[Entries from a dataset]
···

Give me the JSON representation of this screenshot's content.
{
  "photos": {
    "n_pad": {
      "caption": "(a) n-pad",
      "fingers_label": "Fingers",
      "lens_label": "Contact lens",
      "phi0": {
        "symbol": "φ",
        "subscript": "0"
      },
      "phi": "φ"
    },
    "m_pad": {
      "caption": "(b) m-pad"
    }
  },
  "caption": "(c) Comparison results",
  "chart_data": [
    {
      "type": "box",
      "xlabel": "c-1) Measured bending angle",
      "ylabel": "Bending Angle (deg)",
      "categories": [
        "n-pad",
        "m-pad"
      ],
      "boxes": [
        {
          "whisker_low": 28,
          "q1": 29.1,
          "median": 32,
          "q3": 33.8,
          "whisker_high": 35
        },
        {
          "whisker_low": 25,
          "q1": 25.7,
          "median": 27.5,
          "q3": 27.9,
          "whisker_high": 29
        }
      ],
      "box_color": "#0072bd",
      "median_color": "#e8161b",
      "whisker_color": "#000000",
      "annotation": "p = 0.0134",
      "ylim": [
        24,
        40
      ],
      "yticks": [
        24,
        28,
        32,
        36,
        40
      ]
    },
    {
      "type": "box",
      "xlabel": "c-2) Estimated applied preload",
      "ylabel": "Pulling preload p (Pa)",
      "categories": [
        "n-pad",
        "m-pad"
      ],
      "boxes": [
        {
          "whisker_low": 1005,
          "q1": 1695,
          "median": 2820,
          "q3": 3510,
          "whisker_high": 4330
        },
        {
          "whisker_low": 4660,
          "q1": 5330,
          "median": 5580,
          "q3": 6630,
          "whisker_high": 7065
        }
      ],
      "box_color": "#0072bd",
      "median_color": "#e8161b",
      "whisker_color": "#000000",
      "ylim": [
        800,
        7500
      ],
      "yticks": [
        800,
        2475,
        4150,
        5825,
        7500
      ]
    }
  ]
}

···

- **Task to carry out**:
Every record shown above should be written out again exactly.

- **Output of the task**:
Give me the JSON representation of this screenshot's content.
{
  "photos": {
    "n_pad": {
      "caption": "(a) n-pad",
      "fingers_label": "Fingers",
      "lens_label": "Contact lens",
      "phi0": {
        "symbol": "φ",
        "subscript": "0"
      },
      "phi": "φ"
    },
    "m_pad": {
      "caption": "(b) m-pad"
    }
  },
  "caption": "(c) Comparison results",
  "chart_data": [
    {
      "type": "box",
      "xlabel": "c-1) Measured bending angle",
      "ylabel": "Bending Angle (deg)",
      "categories": [
        "n-pad",
        "m-pad"
      ],
      "boxes": [
        {
          "whisker_low": 28,
          "q1": 29.1,
          "median": 32,
          "q3": 33.8,
          "whisker_high": 35
        },
        {
          "whisker_low": 25,
          "q1": 25.7,
          "median": 27.5,
          "q3": 27.9,
          "whisker_high": 29
        }
      ],
      "box_color": "#0072bd",
      "median_color": "#e8161b",
      "whisker_color": "#000000",
      "annotation": "p = 0.0134",
      "ylim": [
        24,
        40
      ],
      "yticks": [
        24,
        28,
        32,
        36,
        40
      ]
    },
    {
      "type": "box",
      "xlabel": "c-2) Estimated applied preload",
      "ylabel": "Pulling preload p (Pa)",
      "categories": [
        "n-pad",
        "m-pad"
      ],
      "boxes": [
        {
          "whisker_low": 1005,
          "q1": 1695,
          "median": 2820,
          "q3": 3510,
          "whisker_high": 4330
        },
        {
          "whisker_low": 4660,
          "q1": 5330,
          "median": 5580,
          "q3": 6630,
          "whisker_high": 7065
        }
      ],
      "box_color": "#0072bd",
      "median_color": "#e8161b",
      "whisker_color": "#000000",
      "ylim": [
        800,
        7500
      ],
      "yticks": [
        800,
        2475,
        4150,
        5825,
        7500
      ]
    }
  ]
}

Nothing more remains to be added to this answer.